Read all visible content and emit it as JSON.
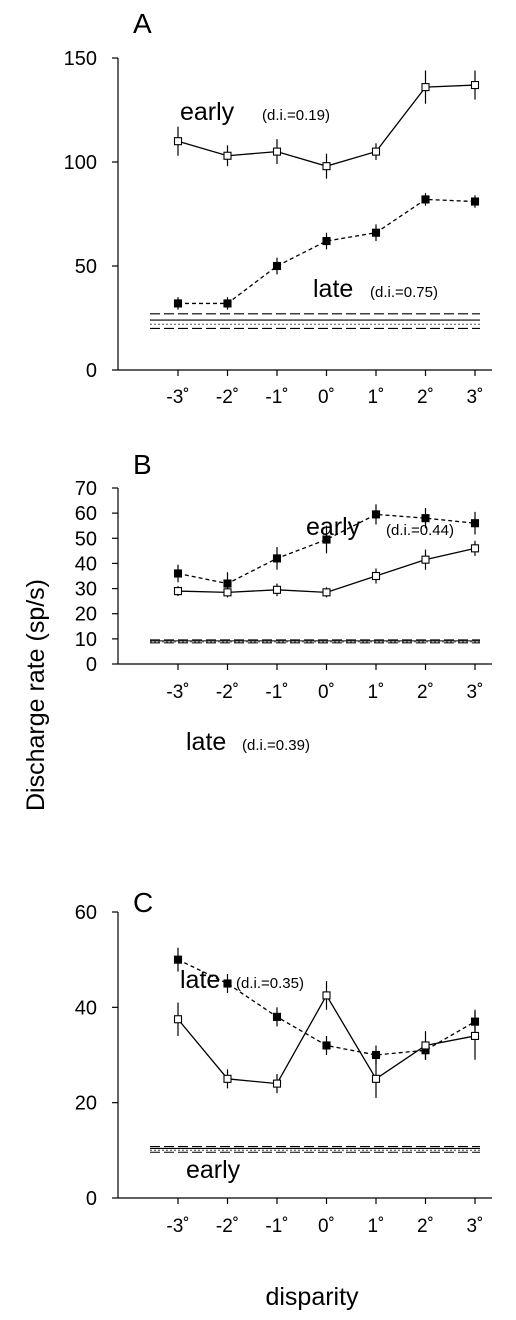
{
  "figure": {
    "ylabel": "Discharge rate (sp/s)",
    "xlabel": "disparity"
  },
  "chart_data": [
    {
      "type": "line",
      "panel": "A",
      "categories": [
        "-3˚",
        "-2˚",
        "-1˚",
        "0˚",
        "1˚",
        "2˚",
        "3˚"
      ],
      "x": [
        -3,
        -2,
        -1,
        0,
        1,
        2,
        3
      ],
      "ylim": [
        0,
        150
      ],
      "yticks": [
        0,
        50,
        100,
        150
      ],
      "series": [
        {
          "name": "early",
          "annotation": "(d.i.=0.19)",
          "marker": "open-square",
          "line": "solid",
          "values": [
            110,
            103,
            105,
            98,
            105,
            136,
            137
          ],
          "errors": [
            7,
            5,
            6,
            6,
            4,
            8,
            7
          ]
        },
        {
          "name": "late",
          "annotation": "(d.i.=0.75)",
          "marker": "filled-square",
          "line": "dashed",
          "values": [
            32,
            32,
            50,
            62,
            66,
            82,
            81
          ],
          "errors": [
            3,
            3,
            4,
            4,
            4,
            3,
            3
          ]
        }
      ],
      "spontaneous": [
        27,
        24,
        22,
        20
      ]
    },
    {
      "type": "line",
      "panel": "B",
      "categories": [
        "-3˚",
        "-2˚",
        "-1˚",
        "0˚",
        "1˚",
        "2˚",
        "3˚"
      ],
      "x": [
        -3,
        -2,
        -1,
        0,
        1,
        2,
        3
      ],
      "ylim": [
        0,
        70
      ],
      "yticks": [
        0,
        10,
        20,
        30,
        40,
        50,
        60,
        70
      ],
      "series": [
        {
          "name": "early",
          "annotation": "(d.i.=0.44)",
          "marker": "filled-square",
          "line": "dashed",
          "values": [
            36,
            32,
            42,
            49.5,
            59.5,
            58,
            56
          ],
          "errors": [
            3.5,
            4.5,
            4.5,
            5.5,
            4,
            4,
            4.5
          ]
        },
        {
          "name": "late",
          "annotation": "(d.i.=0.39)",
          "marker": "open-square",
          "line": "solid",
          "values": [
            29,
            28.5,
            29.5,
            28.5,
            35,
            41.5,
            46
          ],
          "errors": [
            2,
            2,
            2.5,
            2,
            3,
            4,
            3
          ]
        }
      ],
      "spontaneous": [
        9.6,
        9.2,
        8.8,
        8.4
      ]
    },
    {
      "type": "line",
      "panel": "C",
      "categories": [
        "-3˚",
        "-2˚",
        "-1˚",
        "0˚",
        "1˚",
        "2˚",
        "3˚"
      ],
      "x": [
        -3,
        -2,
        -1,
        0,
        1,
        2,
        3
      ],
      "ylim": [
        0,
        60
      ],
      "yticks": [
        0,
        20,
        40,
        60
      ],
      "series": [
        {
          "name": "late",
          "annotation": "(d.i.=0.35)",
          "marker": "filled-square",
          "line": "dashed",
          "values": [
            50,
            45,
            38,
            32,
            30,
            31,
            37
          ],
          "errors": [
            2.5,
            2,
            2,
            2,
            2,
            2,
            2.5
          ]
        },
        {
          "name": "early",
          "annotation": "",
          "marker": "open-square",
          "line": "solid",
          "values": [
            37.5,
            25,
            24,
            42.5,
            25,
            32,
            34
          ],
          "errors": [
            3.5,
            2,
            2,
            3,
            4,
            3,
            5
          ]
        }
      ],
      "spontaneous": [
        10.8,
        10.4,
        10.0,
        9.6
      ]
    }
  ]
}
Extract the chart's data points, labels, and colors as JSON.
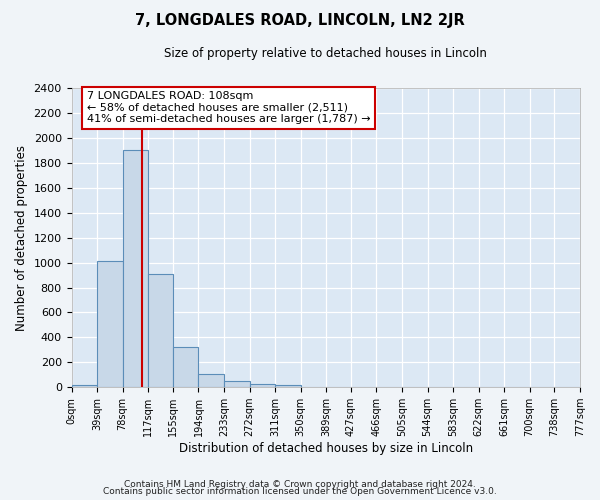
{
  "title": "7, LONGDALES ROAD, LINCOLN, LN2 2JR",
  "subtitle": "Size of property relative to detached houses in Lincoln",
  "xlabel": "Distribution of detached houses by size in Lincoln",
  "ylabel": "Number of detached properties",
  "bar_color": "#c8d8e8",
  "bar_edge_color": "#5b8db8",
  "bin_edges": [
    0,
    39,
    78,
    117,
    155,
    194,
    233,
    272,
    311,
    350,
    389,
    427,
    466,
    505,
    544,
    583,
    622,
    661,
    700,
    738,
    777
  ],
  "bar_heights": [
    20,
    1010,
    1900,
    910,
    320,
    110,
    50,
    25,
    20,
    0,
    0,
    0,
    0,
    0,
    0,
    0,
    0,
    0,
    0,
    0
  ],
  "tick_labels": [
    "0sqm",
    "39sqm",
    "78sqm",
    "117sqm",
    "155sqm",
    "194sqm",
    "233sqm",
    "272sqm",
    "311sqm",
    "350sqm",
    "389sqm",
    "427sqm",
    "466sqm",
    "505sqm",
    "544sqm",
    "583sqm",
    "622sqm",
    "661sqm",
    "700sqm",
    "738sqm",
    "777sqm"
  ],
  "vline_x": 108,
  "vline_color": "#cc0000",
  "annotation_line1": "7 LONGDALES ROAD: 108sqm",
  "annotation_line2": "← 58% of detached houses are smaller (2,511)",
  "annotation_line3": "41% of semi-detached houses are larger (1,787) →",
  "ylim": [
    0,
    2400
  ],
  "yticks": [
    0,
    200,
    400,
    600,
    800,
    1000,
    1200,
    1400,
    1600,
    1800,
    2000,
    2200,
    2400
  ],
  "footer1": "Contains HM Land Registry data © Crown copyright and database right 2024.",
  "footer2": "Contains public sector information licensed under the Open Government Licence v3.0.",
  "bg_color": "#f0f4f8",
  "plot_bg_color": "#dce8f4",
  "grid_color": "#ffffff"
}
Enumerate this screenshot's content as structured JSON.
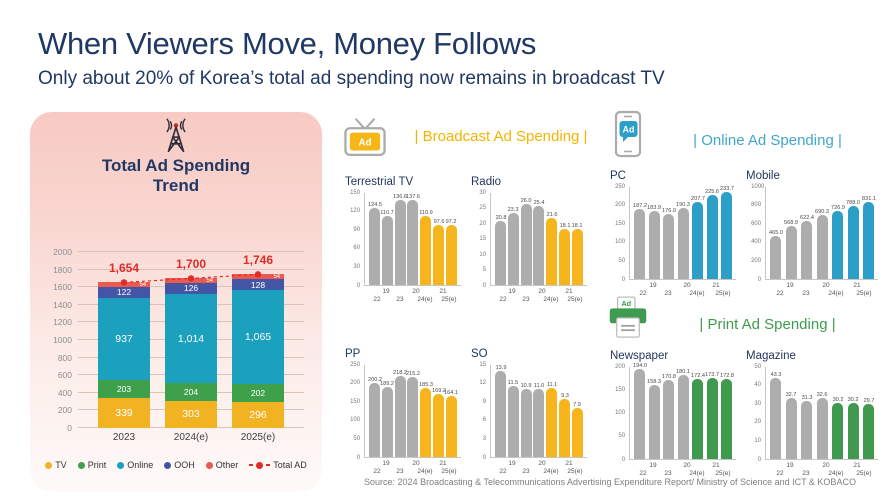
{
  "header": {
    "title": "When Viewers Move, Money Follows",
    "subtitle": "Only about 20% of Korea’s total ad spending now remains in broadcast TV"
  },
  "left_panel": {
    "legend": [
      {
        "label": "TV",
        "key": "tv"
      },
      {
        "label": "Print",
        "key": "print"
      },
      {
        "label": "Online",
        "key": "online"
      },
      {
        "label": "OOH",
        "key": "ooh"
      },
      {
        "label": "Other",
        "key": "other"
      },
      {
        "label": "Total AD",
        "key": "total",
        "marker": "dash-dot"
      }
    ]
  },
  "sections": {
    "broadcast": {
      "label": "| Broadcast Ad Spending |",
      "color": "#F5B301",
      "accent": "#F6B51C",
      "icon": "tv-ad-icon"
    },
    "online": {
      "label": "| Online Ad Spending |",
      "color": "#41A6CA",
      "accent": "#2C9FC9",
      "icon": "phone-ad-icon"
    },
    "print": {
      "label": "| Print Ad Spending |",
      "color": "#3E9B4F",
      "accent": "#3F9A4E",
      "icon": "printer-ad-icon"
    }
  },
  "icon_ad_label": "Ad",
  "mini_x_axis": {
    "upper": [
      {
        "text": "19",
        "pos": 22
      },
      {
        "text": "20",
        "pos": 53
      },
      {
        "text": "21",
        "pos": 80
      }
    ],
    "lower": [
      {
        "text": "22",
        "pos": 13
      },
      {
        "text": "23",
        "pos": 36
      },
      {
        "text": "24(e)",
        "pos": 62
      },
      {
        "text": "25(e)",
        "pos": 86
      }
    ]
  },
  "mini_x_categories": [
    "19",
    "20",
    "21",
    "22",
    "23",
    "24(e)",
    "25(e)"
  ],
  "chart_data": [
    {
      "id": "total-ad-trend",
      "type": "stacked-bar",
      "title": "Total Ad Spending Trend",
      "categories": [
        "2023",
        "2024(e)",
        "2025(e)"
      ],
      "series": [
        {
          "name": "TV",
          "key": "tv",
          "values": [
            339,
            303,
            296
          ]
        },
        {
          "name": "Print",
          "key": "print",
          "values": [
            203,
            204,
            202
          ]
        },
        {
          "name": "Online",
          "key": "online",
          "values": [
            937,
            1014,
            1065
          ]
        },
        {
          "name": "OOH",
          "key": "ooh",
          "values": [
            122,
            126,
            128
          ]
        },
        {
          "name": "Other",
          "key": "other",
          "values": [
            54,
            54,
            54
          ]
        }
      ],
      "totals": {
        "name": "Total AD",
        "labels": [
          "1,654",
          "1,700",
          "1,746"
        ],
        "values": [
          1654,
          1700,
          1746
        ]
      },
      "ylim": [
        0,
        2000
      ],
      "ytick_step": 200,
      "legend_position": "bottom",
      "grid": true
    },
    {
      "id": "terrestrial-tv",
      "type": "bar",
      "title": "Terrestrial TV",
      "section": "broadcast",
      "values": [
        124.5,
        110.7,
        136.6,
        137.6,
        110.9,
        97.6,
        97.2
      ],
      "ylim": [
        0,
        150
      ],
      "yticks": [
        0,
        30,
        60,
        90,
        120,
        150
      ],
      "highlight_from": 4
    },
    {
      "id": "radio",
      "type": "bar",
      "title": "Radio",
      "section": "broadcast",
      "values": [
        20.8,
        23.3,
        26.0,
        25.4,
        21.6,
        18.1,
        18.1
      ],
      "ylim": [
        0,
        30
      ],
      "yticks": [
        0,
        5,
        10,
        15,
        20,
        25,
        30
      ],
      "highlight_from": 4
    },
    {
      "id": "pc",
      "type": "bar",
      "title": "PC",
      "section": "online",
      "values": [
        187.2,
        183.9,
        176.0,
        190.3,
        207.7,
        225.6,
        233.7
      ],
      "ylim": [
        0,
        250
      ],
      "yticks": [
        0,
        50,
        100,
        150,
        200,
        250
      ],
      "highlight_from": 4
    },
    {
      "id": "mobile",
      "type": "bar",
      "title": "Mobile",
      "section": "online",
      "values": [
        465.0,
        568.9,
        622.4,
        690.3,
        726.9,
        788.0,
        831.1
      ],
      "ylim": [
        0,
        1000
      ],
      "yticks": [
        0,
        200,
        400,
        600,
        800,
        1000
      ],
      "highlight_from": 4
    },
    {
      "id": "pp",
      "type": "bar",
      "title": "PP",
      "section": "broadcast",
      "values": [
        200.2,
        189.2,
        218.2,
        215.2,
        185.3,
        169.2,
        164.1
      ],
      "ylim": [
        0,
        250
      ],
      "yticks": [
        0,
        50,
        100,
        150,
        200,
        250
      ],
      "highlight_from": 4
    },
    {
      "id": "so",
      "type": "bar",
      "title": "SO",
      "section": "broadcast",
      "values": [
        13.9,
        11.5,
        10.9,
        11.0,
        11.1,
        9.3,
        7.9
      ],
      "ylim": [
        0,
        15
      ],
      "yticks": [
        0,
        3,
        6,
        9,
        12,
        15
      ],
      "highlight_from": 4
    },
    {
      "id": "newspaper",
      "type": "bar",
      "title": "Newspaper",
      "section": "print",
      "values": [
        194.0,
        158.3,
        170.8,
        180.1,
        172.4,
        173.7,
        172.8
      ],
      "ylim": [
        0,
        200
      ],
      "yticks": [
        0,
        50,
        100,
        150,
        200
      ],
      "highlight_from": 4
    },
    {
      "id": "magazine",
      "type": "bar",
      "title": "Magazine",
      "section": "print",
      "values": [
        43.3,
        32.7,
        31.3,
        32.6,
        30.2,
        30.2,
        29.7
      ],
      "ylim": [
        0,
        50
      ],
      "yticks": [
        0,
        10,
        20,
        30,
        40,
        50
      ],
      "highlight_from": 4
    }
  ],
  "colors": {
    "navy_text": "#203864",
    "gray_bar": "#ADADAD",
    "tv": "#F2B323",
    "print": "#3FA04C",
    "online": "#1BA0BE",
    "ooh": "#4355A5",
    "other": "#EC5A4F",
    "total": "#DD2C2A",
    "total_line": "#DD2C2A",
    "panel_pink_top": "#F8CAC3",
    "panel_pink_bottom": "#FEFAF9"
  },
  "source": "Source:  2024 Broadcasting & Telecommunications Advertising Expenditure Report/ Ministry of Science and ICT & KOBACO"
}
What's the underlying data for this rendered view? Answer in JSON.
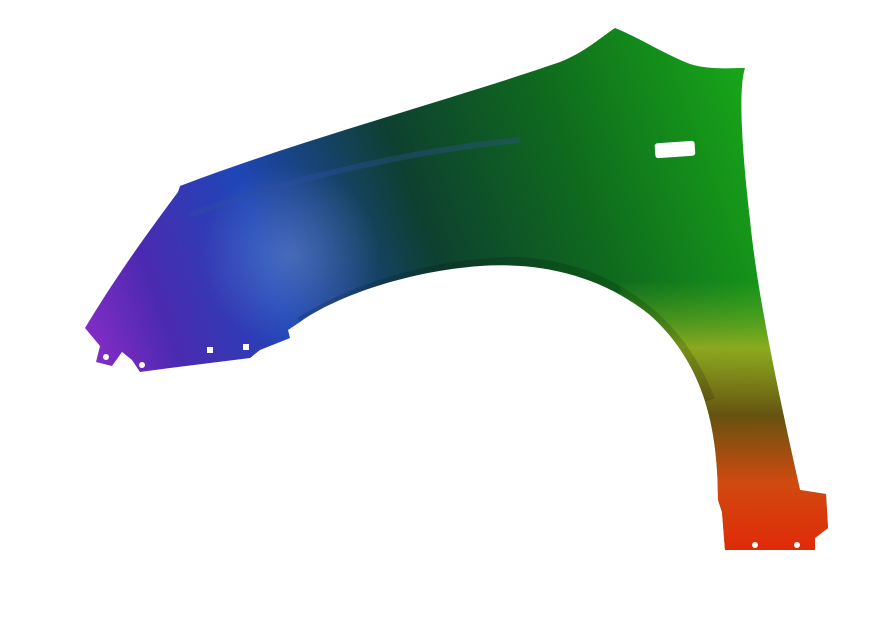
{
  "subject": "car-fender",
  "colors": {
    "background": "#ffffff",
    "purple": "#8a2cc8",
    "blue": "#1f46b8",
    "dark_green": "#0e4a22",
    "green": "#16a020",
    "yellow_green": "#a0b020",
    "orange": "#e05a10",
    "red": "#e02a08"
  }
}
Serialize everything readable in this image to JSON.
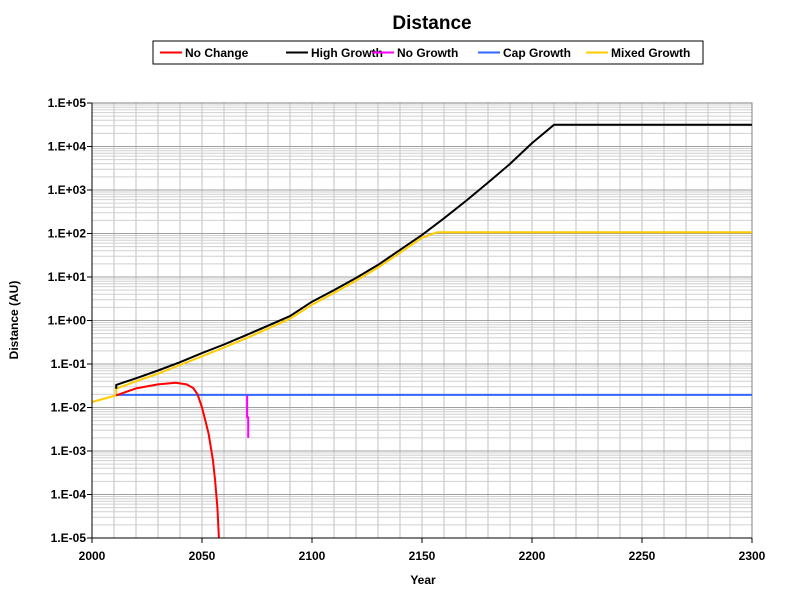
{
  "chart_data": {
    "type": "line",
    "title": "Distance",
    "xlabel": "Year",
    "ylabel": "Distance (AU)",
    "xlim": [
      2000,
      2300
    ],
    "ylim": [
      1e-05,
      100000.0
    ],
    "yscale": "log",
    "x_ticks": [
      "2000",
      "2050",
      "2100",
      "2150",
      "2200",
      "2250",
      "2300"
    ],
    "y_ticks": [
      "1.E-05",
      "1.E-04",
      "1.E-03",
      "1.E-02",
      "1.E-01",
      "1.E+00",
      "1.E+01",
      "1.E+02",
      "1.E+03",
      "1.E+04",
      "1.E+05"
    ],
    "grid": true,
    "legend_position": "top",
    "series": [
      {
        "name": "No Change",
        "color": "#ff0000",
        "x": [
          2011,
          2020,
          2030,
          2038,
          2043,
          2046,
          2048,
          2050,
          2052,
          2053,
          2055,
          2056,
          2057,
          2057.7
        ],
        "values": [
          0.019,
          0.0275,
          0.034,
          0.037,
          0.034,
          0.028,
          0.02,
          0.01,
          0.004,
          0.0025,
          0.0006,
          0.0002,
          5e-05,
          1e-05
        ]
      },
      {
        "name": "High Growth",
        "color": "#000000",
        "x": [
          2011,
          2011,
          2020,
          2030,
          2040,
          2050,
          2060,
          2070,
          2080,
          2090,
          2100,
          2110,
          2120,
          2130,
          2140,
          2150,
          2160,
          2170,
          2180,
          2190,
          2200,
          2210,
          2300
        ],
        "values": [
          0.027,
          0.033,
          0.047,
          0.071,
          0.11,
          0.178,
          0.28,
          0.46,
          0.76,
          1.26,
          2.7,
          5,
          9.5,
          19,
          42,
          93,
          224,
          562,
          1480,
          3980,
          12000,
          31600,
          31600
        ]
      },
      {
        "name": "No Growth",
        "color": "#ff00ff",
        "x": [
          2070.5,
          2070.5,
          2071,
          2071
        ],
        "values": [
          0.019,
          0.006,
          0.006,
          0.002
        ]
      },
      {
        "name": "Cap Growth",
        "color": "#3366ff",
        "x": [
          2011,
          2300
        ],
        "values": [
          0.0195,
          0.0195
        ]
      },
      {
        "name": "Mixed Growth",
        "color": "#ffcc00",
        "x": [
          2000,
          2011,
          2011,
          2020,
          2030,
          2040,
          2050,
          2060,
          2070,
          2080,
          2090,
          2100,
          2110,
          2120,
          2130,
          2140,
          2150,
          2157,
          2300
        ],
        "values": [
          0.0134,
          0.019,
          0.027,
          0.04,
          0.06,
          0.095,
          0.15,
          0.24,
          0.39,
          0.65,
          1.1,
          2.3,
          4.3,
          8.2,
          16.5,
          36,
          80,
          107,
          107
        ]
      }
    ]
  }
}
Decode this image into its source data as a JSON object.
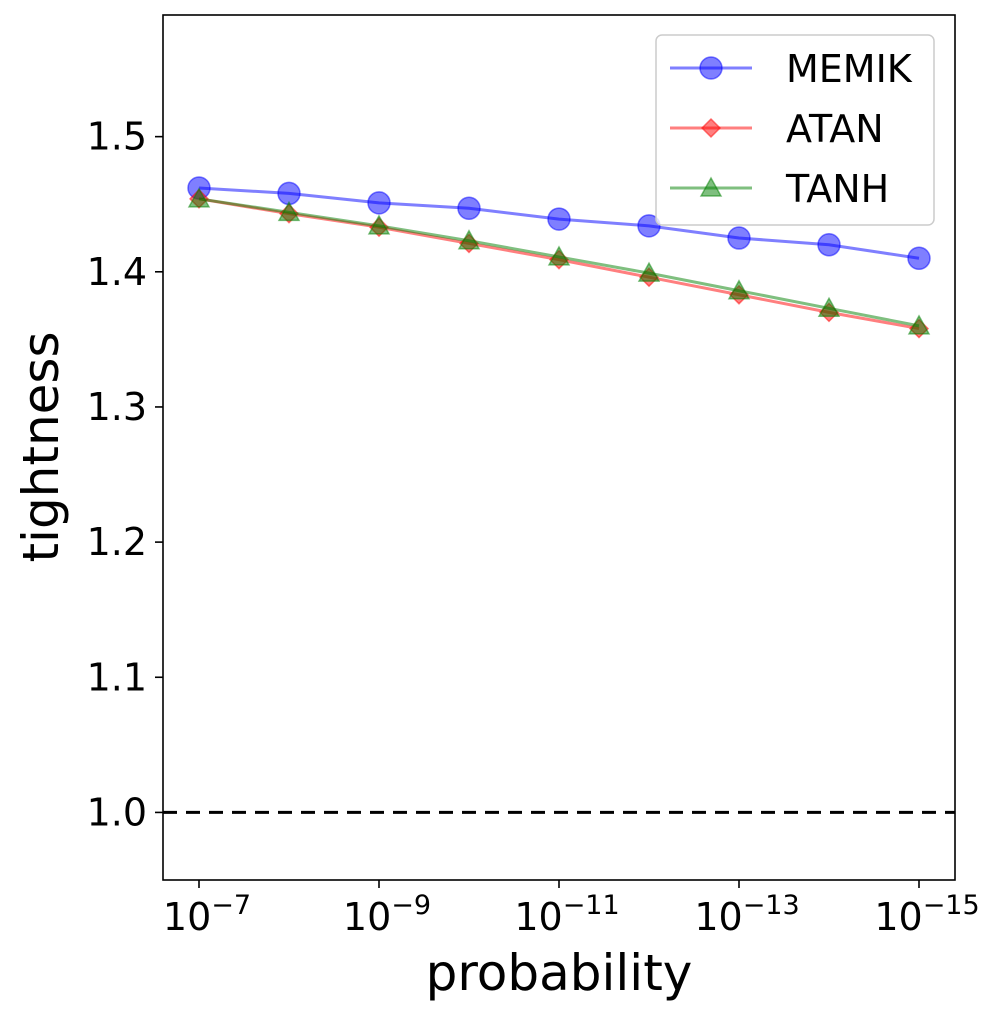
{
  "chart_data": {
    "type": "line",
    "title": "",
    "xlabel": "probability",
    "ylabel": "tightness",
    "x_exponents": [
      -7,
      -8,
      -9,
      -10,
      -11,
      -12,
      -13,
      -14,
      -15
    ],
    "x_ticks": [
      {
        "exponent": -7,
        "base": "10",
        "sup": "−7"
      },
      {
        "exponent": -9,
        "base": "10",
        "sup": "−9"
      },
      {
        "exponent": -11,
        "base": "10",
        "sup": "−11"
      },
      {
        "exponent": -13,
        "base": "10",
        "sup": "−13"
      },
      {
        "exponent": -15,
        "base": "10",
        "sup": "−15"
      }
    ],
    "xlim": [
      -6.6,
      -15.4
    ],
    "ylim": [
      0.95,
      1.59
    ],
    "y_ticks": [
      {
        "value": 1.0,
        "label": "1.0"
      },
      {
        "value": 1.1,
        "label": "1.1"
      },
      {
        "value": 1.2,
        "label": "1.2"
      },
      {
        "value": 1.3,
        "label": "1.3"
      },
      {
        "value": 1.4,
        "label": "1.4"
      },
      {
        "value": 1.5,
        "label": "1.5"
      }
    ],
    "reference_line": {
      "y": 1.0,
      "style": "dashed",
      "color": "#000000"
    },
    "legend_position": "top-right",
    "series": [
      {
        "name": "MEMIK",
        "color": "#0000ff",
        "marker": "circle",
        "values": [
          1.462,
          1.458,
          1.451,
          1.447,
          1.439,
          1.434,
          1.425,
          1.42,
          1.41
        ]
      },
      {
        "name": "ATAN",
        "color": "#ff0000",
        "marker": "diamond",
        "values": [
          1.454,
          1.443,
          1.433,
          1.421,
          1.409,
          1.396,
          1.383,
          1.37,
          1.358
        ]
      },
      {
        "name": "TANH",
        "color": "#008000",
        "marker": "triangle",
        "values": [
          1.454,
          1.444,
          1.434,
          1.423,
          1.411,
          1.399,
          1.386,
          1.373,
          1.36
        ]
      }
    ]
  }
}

################

> DIRECTIONS FOR THIS TASK
Copy all the lines above that hold the string "detached".

> WORKED SOLUTION
  "subtitle": "Size of property relative to detached houses in Lincoln",
  "xlabel": "Distribution of detached houses by size in Lincoln",
  "ylabel": "Number of detached properties",
  "annotation_line2": "← 58% of detached houses are smaller (2,511)",
  "annotation_line3": "41% of semi-detached houses are larger (1,787) →",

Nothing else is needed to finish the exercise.